WRITTEN TASK: Each line of the listing that contains the word "Precipitation" is to be copied.

INPUT FOR THIS TASK:
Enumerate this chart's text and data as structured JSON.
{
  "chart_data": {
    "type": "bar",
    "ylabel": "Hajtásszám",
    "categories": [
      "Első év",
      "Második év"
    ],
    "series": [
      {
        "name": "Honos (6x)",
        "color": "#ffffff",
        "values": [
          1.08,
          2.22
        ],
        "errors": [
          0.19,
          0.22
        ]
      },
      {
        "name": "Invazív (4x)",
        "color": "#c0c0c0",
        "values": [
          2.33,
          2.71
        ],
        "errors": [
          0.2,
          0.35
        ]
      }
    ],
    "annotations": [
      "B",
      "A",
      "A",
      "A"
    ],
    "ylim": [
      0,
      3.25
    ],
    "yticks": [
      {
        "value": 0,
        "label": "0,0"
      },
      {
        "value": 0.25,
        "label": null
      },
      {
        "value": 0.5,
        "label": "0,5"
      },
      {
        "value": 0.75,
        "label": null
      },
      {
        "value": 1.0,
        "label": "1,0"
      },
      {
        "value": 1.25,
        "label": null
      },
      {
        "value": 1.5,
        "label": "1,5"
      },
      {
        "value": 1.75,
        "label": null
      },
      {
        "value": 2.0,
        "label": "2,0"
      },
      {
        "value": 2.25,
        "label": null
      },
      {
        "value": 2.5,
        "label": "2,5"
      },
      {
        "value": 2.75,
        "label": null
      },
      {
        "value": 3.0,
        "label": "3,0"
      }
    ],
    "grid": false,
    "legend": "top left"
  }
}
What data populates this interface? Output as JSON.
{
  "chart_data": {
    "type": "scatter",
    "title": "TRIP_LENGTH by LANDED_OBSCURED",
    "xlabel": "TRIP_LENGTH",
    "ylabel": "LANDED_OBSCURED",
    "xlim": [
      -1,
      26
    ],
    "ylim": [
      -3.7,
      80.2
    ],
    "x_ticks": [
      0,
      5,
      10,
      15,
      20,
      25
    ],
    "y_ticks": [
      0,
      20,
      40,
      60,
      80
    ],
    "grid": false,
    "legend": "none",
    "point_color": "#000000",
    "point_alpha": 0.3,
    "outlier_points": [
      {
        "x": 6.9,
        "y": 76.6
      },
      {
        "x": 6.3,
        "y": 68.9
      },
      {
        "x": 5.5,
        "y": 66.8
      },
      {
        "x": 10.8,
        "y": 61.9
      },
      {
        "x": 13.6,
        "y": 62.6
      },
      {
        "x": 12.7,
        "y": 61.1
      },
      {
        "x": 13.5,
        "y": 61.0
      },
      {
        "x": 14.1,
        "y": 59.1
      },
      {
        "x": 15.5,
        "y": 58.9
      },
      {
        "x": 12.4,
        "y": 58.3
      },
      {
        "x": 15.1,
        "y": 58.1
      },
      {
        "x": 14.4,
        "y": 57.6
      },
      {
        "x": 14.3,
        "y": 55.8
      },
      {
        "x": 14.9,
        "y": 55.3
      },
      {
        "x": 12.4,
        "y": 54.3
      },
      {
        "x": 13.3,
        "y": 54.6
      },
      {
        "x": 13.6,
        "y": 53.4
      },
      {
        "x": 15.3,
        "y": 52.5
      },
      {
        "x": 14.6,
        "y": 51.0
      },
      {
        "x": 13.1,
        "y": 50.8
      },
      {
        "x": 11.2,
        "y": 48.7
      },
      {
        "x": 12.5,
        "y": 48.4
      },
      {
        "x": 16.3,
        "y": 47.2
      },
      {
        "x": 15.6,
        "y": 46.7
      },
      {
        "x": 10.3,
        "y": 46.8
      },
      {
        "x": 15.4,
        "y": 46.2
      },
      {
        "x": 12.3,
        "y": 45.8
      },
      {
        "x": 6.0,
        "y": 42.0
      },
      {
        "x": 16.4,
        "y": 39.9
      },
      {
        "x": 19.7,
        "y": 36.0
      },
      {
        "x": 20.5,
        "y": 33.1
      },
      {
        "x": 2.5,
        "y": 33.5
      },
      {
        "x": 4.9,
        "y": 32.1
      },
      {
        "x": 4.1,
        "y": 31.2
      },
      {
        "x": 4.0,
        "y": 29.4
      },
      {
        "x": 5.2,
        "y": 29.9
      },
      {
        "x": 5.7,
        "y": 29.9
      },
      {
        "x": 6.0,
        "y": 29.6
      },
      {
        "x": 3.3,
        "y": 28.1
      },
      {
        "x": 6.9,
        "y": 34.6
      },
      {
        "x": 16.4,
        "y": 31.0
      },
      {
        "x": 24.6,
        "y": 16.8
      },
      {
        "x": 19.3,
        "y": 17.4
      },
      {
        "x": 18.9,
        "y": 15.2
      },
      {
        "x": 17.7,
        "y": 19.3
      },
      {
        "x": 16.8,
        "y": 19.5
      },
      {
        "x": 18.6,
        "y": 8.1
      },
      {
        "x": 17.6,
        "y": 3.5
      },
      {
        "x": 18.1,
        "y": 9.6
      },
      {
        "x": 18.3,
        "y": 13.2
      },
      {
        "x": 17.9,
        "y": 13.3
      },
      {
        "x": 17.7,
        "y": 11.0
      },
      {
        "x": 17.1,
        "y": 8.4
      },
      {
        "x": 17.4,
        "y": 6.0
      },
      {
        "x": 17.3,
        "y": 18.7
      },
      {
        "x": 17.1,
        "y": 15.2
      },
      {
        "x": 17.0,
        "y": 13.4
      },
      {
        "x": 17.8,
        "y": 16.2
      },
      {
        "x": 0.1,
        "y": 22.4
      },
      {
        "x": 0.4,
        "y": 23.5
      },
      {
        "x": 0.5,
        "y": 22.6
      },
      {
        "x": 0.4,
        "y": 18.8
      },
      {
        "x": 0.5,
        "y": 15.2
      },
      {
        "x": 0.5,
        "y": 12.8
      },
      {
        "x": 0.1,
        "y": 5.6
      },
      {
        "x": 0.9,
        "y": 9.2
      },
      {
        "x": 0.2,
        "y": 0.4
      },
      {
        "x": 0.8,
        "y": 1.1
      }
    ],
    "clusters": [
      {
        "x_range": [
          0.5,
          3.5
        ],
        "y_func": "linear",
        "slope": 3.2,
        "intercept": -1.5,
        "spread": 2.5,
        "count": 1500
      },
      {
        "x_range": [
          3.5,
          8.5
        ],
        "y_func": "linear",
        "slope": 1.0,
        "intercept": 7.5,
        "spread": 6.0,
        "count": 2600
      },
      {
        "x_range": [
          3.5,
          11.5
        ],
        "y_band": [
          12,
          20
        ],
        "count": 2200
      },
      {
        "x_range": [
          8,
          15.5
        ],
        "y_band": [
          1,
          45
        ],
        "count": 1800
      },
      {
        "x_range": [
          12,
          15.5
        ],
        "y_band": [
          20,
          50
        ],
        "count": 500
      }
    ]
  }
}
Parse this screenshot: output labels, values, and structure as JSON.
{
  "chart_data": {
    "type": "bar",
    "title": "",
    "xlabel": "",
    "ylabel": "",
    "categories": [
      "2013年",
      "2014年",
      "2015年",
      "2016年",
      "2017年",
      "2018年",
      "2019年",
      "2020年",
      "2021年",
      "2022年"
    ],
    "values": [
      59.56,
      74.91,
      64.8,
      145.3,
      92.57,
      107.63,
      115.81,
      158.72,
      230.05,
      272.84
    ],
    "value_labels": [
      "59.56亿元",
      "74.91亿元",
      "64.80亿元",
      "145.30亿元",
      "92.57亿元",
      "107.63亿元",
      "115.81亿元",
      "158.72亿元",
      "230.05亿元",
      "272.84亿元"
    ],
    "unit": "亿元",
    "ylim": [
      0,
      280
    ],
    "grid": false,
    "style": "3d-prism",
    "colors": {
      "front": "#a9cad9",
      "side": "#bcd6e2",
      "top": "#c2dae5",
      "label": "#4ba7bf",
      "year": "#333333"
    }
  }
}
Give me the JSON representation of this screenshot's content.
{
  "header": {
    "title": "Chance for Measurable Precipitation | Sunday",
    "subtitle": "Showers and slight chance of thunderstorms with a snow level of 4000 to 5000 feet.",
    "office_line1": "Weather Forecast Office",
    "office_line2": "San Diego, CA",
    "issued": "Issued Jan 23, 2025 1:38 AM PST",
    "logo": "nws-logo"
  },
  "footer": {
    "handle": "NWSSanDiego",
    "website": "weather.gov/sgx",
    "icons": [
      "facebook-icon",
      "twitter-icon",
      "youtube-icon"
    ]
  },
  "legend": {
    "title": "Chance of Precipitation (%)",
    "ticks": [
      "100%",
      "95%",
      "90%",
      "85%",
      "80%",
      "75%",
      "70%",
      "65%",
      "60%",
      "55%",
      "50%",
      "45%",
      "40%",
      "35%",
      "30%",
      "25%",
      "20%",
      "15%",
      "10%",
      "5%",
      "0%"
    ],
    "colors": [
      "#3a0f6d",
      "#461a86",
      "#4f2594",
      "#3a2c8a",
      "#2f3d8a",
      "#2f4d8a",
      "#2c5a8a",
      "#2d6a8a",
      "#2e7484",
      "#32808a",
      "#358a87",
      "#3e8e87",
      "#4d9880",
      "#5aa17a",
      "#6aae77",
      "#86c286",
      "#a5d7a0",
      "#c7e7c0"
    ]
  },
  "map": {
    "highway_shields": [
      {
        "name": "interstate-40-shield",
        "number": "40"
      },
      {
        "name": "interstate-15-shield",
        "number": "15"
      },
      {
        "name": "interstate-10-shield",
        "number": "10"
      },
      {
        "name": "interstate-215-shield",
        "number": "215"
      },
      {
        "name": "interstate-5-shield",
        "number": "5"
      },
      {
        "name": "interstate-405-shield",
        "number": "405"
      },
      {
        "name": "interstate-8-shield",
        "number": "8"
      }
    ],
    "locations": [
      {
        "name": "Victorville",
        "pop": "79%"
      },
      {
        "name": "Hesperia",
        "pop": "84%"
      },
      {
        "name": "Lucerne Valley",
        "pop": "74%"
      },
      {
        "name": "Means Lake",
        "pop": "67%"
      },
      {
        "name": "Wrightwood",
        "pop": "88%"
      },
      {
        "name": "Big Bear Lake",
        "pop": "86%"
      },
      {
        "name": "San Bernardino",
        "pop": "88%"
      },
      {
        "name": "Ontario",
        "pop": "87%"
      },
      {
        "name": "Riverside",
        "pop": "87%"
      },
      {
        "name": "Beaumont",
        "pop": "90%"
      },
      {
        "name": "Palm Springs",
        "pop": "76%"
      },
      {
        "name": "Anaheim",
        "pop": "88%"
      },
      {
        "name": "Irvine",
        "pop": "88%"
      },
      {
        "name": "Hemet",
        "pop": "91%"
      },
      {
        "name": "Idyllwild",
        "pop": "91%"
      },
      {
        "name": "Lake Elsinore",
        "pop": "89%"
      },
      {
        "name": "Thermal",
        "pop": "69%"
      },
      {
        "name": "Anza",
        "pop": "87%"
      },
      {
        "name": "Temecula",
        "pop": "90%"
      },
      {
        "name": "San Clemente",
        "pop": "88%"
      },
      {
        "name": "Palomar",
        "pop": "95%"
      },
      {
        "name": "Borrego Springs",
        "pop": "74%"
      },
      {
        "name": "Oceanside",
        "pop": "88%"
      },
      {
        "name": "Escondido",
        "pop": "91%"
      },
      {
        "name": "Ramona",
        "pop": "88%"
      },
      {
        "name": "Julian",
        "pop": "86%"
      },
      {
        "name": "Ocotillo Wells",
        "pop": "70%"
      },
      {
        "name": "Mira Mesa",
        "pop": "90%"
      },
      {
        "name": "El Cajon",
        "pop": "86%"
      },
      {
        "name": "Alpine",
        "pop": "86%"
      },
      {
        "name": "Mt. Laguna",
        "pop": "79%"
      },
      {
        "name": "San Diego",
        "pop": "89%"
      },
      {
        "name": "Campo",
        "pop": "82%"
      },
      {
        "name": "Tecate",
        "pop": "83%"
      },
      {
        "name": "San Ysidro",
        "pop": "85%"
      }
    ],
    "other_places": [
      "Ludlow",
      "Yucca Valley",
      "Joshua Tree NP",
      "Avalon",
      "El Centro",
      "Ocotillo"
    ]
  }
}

FULL OUTPUT:
    "title": "Chance for Measurable Precipitation | Sunday",
    "title": "Chance of Precipitation (%)",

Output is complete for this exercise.